— Problem description —
Transcribe each of the records below exactly, excluding all pictures.

(Stored data entries)
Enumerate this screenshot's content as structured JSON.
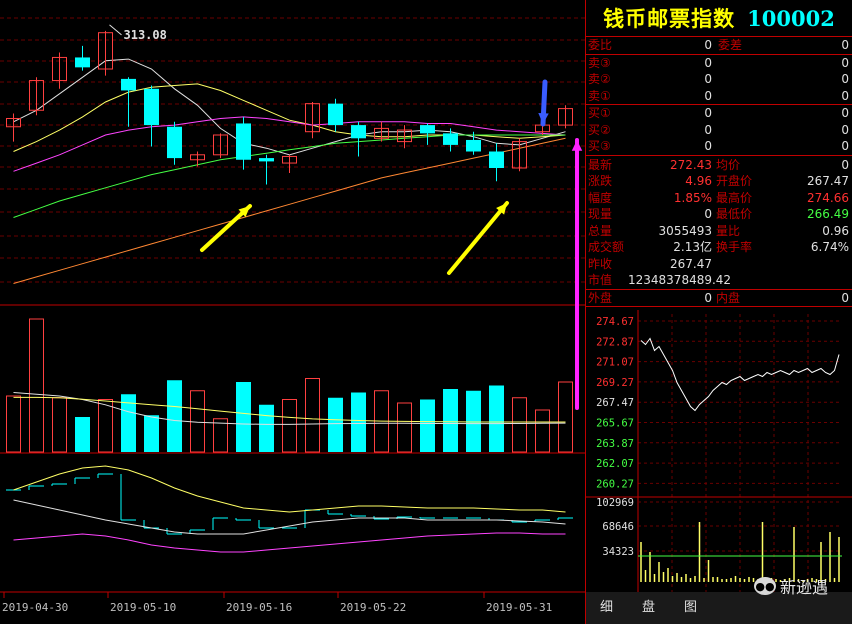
{
  "header": {
    "name": "钱币邮票指数",
    "code": "100002"
  },
  "order_book": {
    "ratio_label": "委比",
    "ratio_value": "0",
    "diff_label": "委差",
    "diff_value": "0",
    "asks": [
      {
        "label": "卖③",
        "price": "0",
        "volume": "0"
      },
      {
        "label": "卖②",
        "price": "0",
        "volume": "0"
      },
      {
        "label": "卖①",
        "price": "0",
        "volume": "0"
      }
    ],
    "bids": [
      {
        "label": "买①",
        "price": "0",
        "volume": "0"
      },
      {
        "label": "买②",
        "price": "0",
        "volume": "0"
      },
      {
        "label": "买③",
        "price": "0",
        "volume": "0"
      }
    ]
  },
  "quote": {
    "latest_label": "最新",
    "latest": "272.43",
    "avg_label": "均价",
    "avg": "0",
    "change_label": "涨跌",
    "change": "4.96",
    "open_label": "开盘价",
    "open": "267.47",
    "pct_label": "幅度",
    "pct": "1.85%",
    "high_label": "最高价",
    "high": "274.66",
    "cur_vol_label": "现量",
    "cur_vol": "0",
    "low_label": "最低价",
    "low": "266.49",
    "total_vol_label": "总量",
    "total_vol": "3055493",
    "vol_ratio_label": "量比",
    "vol_ratio": "0.96",
    "amount_label": "成交额",
    "amount": "2.13亿",
    "turnover_label": "换手率",
    "turnover": "6.74%",
    "prev_close_label": "昨收",
    "prev_close": "267.47",
    "mkt_cap_label": "市值",
    "mkt_cap": "12348378489.42",
    "outer_label": "外盘",
    "outer": "0",
    "inner_label": "内盘",
    "inner": "0"
  },
  "mini_chart": {
    "price_ticks": [
      "274.67",
      "272.87",
      "271.07",
      "269.27",
      "267.47",
      "265.67",
      "263.87",
      "262.07",
      "260.27"
    ],
    "volume_ticks": [
      "102969",
      "68646",
      "34323"
    ]
  },
  "tabs": [
    "细",
    "盘",
    "图"
  ],
  "watermark": "新逊遇",
  "main_chart": {
    "peak_label": "313.08",
    "dates": [
      "2019-04-30",
      "2019-05-10",
      "2019-05-16",
      "2019-05-22",
      "2019-05-31"
    ]
  },
  "chart_data": {
    "type": "candlestick",
    "candles": [
      {
        "o": 255,
        "h": 263,
        "l": 246,
        "c": 260
      },
      {
        "o": 265,
        "h": 285,
        "l": 262,
        "c": 283
      },
      {
        "o": 283,
        "h": 300,
        "l": 278,
        "c": 297
      },
      {
        "o": 297,
        "h": 304,
        "l": 289,
        "c": 291
      },
      {
        "o": 290,
        "h": 313.08,
        "l": 286,
        "c": 312
      },
      {
        "o": 284,
        "h": 285,
        "l": 255,
        "c": 277
      },
      {
        "o": 278,
        "h": 280,
        "l": 243,
        "c": 256
      },
      {
        "o": 255,
        "h": 258,
        "l": 232,
        "c": 236
      },
      {
        "o": 235,
        "h": 240,
        "l": 231,
        "c": 238
      },
      {
        "o": 238,
        "h": 251,
        "l": 236,
        "c": 250
      },
      {
        "o": 257,
        "h": 261,
        "l": 229,
        "c": 235
      },
      {
        "o": 236,
        "h": 238,
        "l": 220,
        "c": 234
      },
      {
        "o": 233,
        "h": 238,
        "l": 227,
        "c": 237
      },
      {
        "o": 252,
        "h": 270,
        "l": 248,
        "c": 269
      },
      {
        "o": 269,
        "h": 272,
        "l": 252,
        "c": 256
      },
      {
        "o": 256,
        "h": 258,
        "l": 237,
        "c": 248
      },
      {
        "o": 248,
        "h": 258,
        "l": 246,
        "c": 254
      },
      {
        "o": 246,
        "h": 256,
        "l": 242,
        "c": 253
      },
      {
        "o": 256,
        "h": 257,
        "l": 244,
        "c": 251
      },
      {
        "o": 251,
        "h": 254,
        "l": 240,
        "c": 244
      },
      {
        "o": 247,
        "h": 252,
        "l": 238,
        "c": 240
      },
      {
        "o": 240,
        "h": 245,
        "l": 222,
        "c": 230
      },
      {
        "o": 230,
        "h": 248,
        "l": 228,
        "c": 246
      },
      {
        "o": 252,
        "h": 258,
        "l": 250,
        "c": 256
      },
      {
        "o": 256,
        "h": 268,
        "l": 254,
        "c": 266
      }
    ],
    "volume": [
      160,
      380,
      155,
      100,
      150,
      165,
      105,
      205,
      175,
      95,
      200,
      135,
      150,
      210,
      155,
      170,
      175,
      140,
      150,
      180,
      175,
      190,
      155,
      120,
      200
    ],
    "ma": [
      {
        "color": "#e0e0e0",
        "values": [
          258,
          265,
          275,
          285,
          295,
          296,
          290,
          278,
          268,
          254,
          245,
          242,
          238,
          242,
          246,
          250,
          252,
          252,
          253,
          252,
          249,
          245,
          244,
          248,
          252
        ]
      },
      {
        "color": "#ffff66",
        "values": [
          240,
          246,
          253,
          261,
          270,
          276,
          279,
          280,
          281,
          277,
          271,
          265,
          259,
          256,
          252,
          250,
          249,
          249,
          250,
          250,
          250,
          249,
          248,
          249,
          250
        ]
      },
      {
        "color": "#ff44ff",
        "values": [
          228,
          233,
          238,
          244,
          250,
          253,
          255,
          256,
          258,
          260,
          261,
          260,
          258,
          256,
          257,
          258,
          258,
          258,
          257,
          257,
          255,
          253,
          252,
          251,
          250
        ]
      },
      {
        "color": "#44ff44",
        "values": [
          200,
          205,
          210,
          214,
          218,
          222,
          226,
          229,
          232,
          235,
          237,
          239,
          241,
          243,
          245,
          246,
          247,
          248,
          249,
          250,
          250,
          250,
          250,
          250,
          250
        ]
      },
      {
        "color": "#ff8833",
        "values": [
          160,
          164,
          168,
          172,
          176,
          180,
          184,
          188,
          192,
          196,
          200,
          204,
          208,
          212,
          216,
          220,
          224,
          227,
          230,
          233,
          236,
          239,
          242,
          245,
          248
        ]
      }
    ]
  }
}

— Solution for this task —
Enumerate this screenshot's content as structured JSON.
{
  "header": {
    "name": "钱币邮票指数",
    "code": "100002"
  },
  "order_book": {
    "ratio_label": "委比",
    "ratio_value": "0",
    "diff_label": "委差",
    "diff_value": "0",
    "asks": [
      {
        "label": "卖③",
        "price": "0",
        "volume": "0"
      },
      {
        "label": "卖②",
        "price": "0",
        "volume": "0"
      },
      {
        "label": "卖①",
        "price": "0",
        "volume": "0"
      }
    ],
    "bids": [
      {
        "label": "买①",
        "price": "0",
        "volume": "0"
      },
      {
        "label": "买②",
        "price": "0",
        "volume": "0"
      },
      {
        "label": "买③",
        "price": "0",
        "volume": "0"
      }
    ]
  },
  "quote": {
    "latest_label": "最新",
    "latest": "272.43",
    "avg_label": "均价",
    "avg": "0",
    "change_label": "涨跌",
    "change": "4.96",
    "open_label": "开盘价",
    "open": "267.47",
    "pct_label": "幅度",
    "pct": "1.85%",
    "high_label": "最高价",
    "high": "274.66",
    "cur_vol_label": "现量",
    "cur_vol": "0",
    "low_label": "最低价",
    "low": "266.49",
    "total_vol_label": "总量",
    "total_vol": "3055493",
    "vol_ratio_label": "量比",
    "vol_ratio": "0.96",
    "amount_label": "成交额",
    "amount": "2.13亿",
    "turnover_label": "换手率",
    "turnover": "6.74%",
    "prev_close_label": "昨收",
    "prev_close": "267.47",
    "mkt_cap_label": "市值",
    "mkt_cap": "12348378489.42",
    "outer_label": "外盘",
    "outer": "0",
    "inner_label": "内盘",
    "inner": "0"
  },
  "mini_chart": {
    "price_ticks": [
      "274.67",
      "272.87",
      "271.07",
      "269.27",
      "267.47",
      "265.67",
      "263.87",
      "262.07",
      "260.27"
    ],
    "volume_ticks": [
      "102969",
      "68646",
      "34323"
    ]
  },
  "tabs": [
    "细",
    "盘",
    "图"
  ],
  "watermark": "新逊遇",
  "main_chart": {
    "peak_label": "313.08",
    "dates": [
      "2019-04-30",
      "2019-05-10",
      "2019-05-16",
      "2019-05-22",
      "2019-05-31"
    ]
  },
  "chart_data": {
    "type": "candlestick",
    "candles": [
      {
        "o": 255,
        "h": 263,
        "l": 246,
        "c": 260
      },
      {
        "o": 265,
        "h": 285,
        "l": 262,
        "c": 283
      },
      {
        "o": 283,
        "h": 300,
        "l": 278,
        "c": 297
      },
      {
        "o": 297,
        "h": 304,
        "l": 289,
        "c": 291
      },
      {
        "o": 290,
        "h": 313.08,
        "l": 286,
        "c": 312
      },
      {
        "o": 284,
        "h": 285,
        "l": 255,
        "c": 277
      },
      {
        "o": 278,
        "h": 280,
        "l": 243,
        "c": 256
      },
      {
        "o": 255,
        "h": 258,
        "l": 232,
        "c": 236
      },
      {
        "o": 235,
        "h": 240,
        "l": 231,
        "c": 238
      },
      {
        "o": 238,
        "h": 251,
        "l": 236,
        "c": 250
      },
      {
        "o": 257,
        "h": 261,
        "l": 229,
        "c": 235
      },
      {
        "o": 236,
        "h": 238,
        "l": 220,
        "c": 234
      },
      {
        "o": 233,
        "h": 238,
        "l": 227,
        "c": 237
      },
      {
        "o": 252,
        "h": 270,
        "l": 248,
        "c": 269
      },
      {
        "o": 269,
        "h": 272,
        "l": 252,
        "c": 256
      },
      {
        "o": 256,
        "h": 258,
        "l": 237,
        "c": 248
      },
      {
        "o": 248,
        "h": 258,
        "l": 246,
        "c": 254
      },
      {
        "o": 246,
        "h": 256,
        "l": 242,
        "c": 253
      },
      {
        "o": 256,
        "h": 257,
        "l": 244,
        "c": 251
      },
      {
        "o": 251,
        "h": 254,
        "l": 240,
        "c": 244
      },
      {
        "o": 247,
        "h": 252,
        "l": 238,
        "c": 240
      },
      {
        "o": 240,
        "h": 245,
        "l": 222,
        "c": 230
      },
      {
        "o": 230,
        "h": 248,
        "l": 228,
        "c": 246
      },
      {
        "o": 252,
        "h": 258,
        "l": 250,
        "c": 256
      },
      {
        "o": 256,
        "h": 268,
        "l": 254,
        "c": 266
      }
    ],
    "volume": [
      160,
      380,
      155,
      100,
      150,
      165,
      105,
      205,
      175,
      95,
      200,
      135,
      150,
      210,
      155,
      170,
      175,
      140,
      150,
      180,
      175,
      190,
      155,
      120,
      200
    ],
    "ma": [
      {
        "color": "#e0e0e0",
        "values": [
          258,
          265,
          275,
          285,
          295,
          296,
          290,
          278,
          268,
          254,
          245,
          242,
          238,
          242,
          246,
          250,
          252,
          252,
          253,
          252,
          249,
          245,
          244,
          248,
          252
        ]
      },
      {
        "color": "#ffff66",
        "values": [
          240,
          246,
          253,
          261,
          270,
          276,
          279,
          280,
          281,
          277,
          271,
          265,
          259,
          256,
          252,
          250,
          249,
          249,
          250,
          250,
          250,
          249,
          248,
          249,
          250
        ]
      },
      {
        "color": "#ff44ff",
        "values": [
          228,
          233,
          238,
          244,
          250,
          253,
          255,
          256,
          258,
          260,
          261,
          260,
          258,
          256,
          257,
          258,
          258,
          258,
          257,
          257,
          255,
          253,
          252,
          251,
          250
        ]
      },
      {
        "color": "#44ff44",
        "values": [
          200,
          205,
          210,
          214,
          218,
          222,
          226,
          229,
          232,
          235,
          237,
          239,
          241,
          243,
          245,
          246,
          247,
          248,
          249,
          250,
          250,
          250,
          250,
          250,
          250
        ]
      },
      {
        "color": "#ff8833",
        "values": [
          160,
          164,
          168,
          172,
          176,
          180,
          184,
          188,
          192,
          196,
          200,
          204,
          208,
          212,
          216,
          220,
          224,
          227,
          230,
          233,
          236,
          239,
          242,
          245,
          248
        ]
      }
    ]
  }
}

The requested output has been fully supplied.